_What is required_
Would you return the complete listing below word for word?
***** Data entries
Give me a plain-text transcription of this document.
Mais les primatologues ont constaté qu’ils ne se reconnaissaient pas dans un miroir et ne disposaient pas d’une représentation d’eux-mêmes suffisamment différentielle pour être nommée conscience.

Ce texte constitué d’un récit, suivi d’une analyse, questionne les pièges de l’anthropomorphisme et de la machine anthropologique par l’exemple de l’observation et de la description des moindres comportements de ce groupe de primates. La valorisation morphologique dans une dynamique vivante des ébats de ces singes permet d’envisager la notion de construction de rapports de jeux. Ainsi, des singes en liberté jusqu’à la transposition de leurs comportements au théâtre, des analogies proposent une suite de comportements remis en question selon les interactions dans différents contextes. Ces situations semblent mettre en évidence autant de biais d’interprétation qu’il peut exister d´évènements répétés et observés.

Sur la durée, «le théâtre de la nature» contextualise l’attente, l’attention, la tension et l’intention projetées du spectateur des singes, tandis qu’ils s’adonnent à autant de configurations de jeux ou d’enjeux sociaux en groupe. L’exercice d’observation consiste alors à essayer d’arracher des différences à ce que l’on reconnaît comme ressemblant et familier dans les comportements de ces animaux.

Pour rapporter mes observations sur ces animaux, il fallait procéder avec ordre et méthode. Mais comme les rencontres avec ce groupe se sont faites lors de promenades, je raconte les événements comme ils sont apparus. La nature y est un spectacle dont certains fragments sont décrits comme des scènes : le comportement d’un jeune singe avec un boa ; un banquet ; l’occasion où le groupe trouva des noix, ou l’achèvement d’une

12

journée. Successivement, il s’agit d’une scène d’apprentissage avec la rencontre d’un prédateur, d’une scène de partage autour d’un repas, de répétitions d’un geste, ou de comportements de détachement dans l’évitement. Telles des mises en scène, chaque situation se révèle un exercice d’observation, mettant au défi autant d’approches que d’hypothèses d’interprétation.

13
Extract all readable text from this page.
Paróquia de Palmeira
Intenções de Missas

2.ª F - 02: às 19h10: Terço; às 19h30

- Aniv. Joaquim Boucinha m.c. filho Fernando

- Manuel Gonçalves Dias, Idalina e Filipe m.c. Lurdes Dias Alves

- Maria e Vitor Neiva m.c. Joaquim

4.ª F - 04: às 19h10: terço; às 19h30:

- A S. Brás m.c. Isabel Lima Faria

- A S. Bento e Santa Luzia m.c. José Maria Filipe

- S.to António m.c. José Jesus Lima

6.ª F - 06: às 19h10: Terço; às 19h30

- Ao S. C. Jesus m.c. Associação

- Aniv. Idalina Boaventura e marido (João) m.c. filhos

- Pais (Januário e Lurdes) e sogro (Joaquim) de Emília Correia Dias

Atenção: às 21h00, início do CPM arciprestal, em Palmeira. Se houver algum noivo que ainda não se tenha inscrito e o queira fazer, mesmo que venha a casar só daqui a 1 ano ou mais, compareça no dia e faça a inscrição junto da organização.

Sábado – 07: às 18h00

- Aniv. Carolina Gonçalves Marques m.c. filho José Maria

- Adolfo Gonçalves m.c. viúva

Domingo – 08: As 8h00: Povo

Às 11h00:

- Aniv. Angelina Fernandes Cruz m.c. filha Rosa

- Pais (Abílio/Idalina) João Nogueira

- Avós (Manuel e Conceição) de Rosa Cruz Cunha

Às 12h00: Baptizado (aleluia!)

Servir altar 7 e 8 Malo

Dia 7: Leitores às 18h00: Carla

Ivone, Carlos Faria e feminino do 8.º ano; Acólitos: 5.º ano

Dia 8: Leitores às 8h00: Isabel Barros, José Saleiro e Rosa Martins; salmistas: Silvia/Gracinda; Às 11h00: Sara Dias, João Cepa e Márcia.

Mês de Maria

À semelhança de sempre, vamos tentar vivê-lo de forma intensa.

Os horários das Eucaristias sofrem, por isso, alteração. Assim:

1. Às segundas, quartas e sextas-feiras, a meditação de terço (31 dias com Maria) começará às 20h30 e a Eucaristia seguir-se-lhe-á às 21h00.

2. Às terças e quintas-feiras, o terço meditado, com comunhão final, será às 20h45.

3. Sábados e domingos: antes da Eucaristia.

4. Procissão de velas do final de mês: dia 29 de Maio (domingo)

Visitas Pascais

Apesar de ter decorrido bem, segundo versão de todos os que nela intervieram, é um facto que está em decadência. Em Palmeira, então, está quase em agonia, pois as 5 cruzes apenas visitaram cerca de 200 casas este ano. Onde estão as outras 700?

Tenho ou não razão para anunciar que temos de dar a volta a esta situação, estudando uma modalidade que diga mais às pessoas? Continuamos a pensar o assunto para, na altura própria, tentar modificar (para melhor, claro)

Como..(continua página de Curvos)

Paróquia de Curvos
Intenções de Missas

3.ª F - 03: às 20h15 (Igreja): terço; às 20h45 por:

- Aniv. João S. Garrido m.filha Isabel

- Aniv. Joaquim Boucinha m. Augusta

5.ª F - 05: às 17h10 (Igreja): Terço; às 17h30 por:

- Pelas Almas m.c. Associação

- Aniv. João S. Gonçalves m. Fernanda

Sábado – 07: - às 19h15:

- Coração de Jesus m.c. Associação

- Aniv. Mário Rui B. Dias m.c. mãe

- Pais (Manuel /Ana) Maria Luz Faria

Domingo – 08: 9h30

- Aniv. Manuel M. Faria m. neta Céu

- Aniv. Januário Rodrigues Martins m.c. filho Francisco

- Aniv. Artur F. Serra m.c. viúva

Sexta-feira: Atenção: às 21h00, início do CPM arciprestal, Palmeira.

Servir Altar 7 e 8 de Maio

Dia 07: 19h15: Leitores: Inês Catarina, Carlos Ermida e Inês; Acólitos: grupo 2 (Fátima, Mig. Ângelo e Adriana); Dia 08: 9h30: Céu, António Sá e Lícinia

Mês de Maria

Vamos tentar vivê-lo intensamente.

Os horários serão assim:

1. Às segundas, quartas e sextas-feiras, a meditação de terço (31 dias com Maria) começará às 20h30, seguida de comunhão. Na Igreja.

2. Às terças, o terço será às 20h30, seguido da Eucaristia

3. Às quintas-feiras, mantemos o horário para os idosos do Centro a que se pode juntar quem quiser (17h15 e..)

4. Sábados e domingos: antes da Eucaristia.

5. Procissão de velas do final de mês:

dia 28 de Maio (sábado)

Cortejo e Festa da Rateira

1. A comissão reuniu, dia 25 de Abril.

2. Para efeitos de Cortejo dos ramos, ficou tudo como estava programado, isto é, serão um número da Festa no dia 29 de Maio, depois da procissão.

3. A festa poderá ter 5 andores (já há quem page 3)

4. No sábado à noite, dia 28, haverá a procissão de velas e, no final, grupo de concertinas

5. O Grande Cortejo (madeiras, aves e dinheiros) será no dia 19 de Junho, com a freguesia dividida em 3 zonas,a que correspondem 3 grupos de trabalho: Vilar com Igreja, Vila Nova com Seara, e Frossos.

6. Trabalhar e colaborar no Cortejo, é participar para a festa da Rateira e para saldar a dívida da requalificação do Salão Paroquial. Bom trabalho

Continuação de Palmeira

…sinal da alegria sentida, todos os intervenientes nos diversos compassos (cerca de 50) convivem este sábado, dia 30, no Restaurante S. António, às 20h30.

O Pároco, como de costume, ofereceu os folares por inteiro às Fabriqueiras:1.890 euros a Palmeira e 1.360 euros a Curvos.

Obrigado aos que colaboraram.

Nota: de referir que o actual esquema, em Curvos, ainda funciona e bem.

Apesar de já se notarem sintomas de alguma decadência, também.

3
**********
_Correct output_
Give me a plain-text transcription of this document.
Mais les primatologues ont constaté qu’ils ne se reconnaissaient pas dans un miroir et ne disposaient pas d’une représentation d’eux-mêmes suffisamment différentielle pour être nommée conscience.

Ce texte constitué d’un récit, suivi d’une analyse, questionne les pièges de l’anthropomorphisme et de la machine anthropologique par l’exemple de l’observation et de la description des moindres comportements de ce groupe de primates. La valorisation morphologique dans une dynamique vivante des ébats de ces singes permet d’envisager la notion de construction de rapports de jeux. Ainsi, des singes en liberté jusqu’à la transposition de leurs comportements au théâtre, des analogies proposent une suite de comportements remis en question selon les interactions dans différents contextes. Ces situations semblent mettre en évidence autant de biais d’interprétation qu’il peut exister d´évènements répétés et observés.

Sur la durée, «le théâtre de la nature» contextualise l’attente, l’attention, la tension et l’intention projetées du spectateur des singes, tandis qu’ils s’adonnent à autant de configurations de jeux ou d’enjeux sociaux en groupe. L’exercice d’observation consiste alors à essayer d’arracher des différences à ce que l’on reconnaît comme ressemblant et familier dans les comportements de ces animaux.

Pour rapporter mes observations sur ces animaux, il fallait procéder avec ordre et méthode. Mais comme les rencontres avec ce groupe se sont faites lors de promenades, je raconte les événements comme ils sont apparus. La nature y est un spectacle dont certains fragments sont décrits comme des scènes : le comportement d’un jeune singe avec un boa ; un banquet ; l’occasion où le groupe trouva des noix, ou l’achèvement d’une

12

journée. Successivement, il s’agit d’une scène d’apprentissage avec la rencontre d’un prédateur, d’une scène de partage autour d’un repas, de répétitions d’un geste, ou de comportements de détachement dans l’évitement. Telles des mises en scène, chaque situation se révèle un exercice d’observation, mettant au défi autant d’approches que d’hypothèses d’interprétation.

13
Extract all readable text from this page.
Paróquia de Palmeira
Intenções de Missas

2.ª F - 02: às 19h10: Terço; às 19h30

- Aniv. Joaquim Boucinha m.c. filho Fernando

- Manuel Gonçalves Dias, Idalina e Filipe m.c. Lurdes Dias Alves

- Maria e Vitor Neiva m.c. Joaquim

4.ª F - 04: às 19h10: terço; às 19h30:

- A S. Brás m.c. Isabel Lima Faria

- A S. Bento e Santa Luzia m.c. José Maria Filipe

- S.to António m.c. José Jesus Lima

6.ª F - 06: às 19h10: Terço; às 19h30

- Ao S. C. Jesus m.c. Associação

- Aniv. Idalina Boaventura e marido (João) m.c. filhos

- Pais (Januário e Lurdes) e sogro (Joaquim) de Emília Correia Dias

Atenção: às 21h00, início do CPM arciprestal, em Palmeira. Se houver algum noivo que ainda não se tenha inscrito e o queira fazer, mesmo que venha a casar só daqui a 1 ano ou mais, compareça no dia e faça a inscrição junto da organização.

Sábado – 07: às 18h00

- Aniv. Carolina Gonçalves Marques m.c. filho José Maria

- Adolfo Gonçalves m.c. viúva

Domingo – 08: As 8h00: Povo

Às 11h00:

- Aniv. Angelina Fernandes Cruz m.c. filha Rosa

- Pais (Abílio/Idalina) João Nogueira

- Avós (Manuel e Conceição) de Rosa Cruz Cunha

Às 12h00: Baptizado (aleluia!)

Servir altar 7 e 8 Malo

Dia 7: Leitores às 18h00: Carla

Ivone, Carlos Faria e feminino do 8.º ano; Acólitos: 5.º ano

Dia 8: Leitores às 8h00: Isabel Barros, José Saleiro e Rosa Martins; salmistas: Silvia/Gracinda; Às 11h00: Sara Dias, João Cepa e Márcia.

Mês de Maria

À semelhança de sempre, vamos tentar vivê-lo de forma intensa.

Os horários das Eucaristias sofrem, por isso, alteração. Assim:

1. Às segundas, quartas e sextas-feiras, a meditação de terço (31 dias com Maria) começará às 20h30 e a Eucaristia seguir-se-lhe-á às 21h00.

2. Às terças e quintas-feiras, o terço meditado, com comunhão final, será às 20h45.

3. Sábados e domingos: antes da Eucaristia.

4. Procissão de velas do final de mês: dia 29 de Maio (domingo)

Visitas Pascais

Apesar de ter decorrido bem, segundo versão de todos os que nela intervieram, é um facto que está em decadência. Em Palmeira, então, está quase em agonia, pois as 5 cruzes apenas visitaram cerca de 200 casas este ano. Onde estão as outras 700?

Tenho ou não razão para anunciar que temos de dar a volta a esta situação, estudando uma modalidade que diga mais às pessoas? Continuamos a pensar o assunto para, na altura própria, tentar modificar (para melhor, claro)

Como..(continua página de Curvos)

Paróquia de Curvos
Intenções de Missas

3.ª F - 03: às 20h15 (Igreja): terço; às 20h45 por:

- Aniv. João S. Garrido m.filha Isabel

- Aniv. Joaquim Boucinha m. Augusta

5.ª F - 05: às 17h10 (Igreja): Terço; às 17h30 por:

- Pelas Almas m.c. Associação

- Aniv. João S. Gonçalves m. Fernanda

Sábado – 07: - às 19h15:

- Coração de Jesus m.c. Associação

- Aniv. Mário Rui B. Dias m.c. mãe

- Pais (Manuel /Ana) Maria Luz Faria

Domingo – 08: 9h30

- Aniv. Manuel M. Faria m. neta Céu

- Aniv. Januário Rodrigues Martins m.c. filho Francisco

- Aniv. Artur F. Serra m.c. viúva

Sexta-feira: Atenção: às 21h00, início do CPM arciprestal, Palmeira.

Servir Altar 7 e 8 de Maio

Dia 07: 19h15: Leitores: Inês Catarina, Carlos Ermida e Inês; Acólitos: grupo 2 (Fátima, Mig. Ângelo e Adriana); Dia 08: 9h30: Céu, António Sá e Lícinia

Mês de Maria

Vamos tentar vivê-lo intensamente.

Os horários serão assim:

1. Às segundas, quartas e sextas-feiras, a meditação de terço (31 dias com Maria) começará às 20h30, seguida de comunhão. Na Igreja.

2. Às terças, o terço será às 20h30, seguido da Eucaristia

3. Às quintas-feiras, mantemos o horário para os idosos do Centro a que se pode juntar quem quiser (17h15 e..)

4. Sábados e domingos: antes da Eucaristia.

5. Procissão de velas do final de mês:

dia 28 de Maio (sábado)

Cortejo e Festa da Rateira

1. A comissão reuniu, dia 25 de Abril.

2. Para efeitos de Cortejo dos ramos, ficou tudo como estava programado, isto é, serão um número da Festa no dia 29 de Maio, depois da procissão.

3. A festa poderá ter 5 andores (já há quem page 3)

4. No sábado à noite, dia 28, haverá a procissão de velas e, no final, grupo de concertinas

5. O Grande Cortejo (madeiras, aves e dinheiros) será no dia 19 de Junho, com a freguesia dividida em 3 zonas,a que correspondem 3 grupos de trabalho: Vilar com Igreja, Vila Nova com Seara, e Frossos.

6. Trabalhar e colaborar no Cortejo, é participar para a festa da Rateira e para saldar a dívida da requalificação do Salão Paroquial. Bom trabalho

Continuação de Palmeira

…sinal da alegria sentida, todos os intervenientes nos diversos compassos (cerca de 50) convivem este sábado, dia 30, no Restaurante S. António, às 20h30.

O Pároco, como de costume, ofereceu os folares por inteiro às Fabriqueiras:1.890 euros a Palmeira e 1.360 euros a Curvos.

Obrigado aos que colaboraram.

Nota: de referir que o actual esquema, em Curvos, ainda funciona e bem.

Apesar de já se notarem sintomas de alguma decadência, também.

3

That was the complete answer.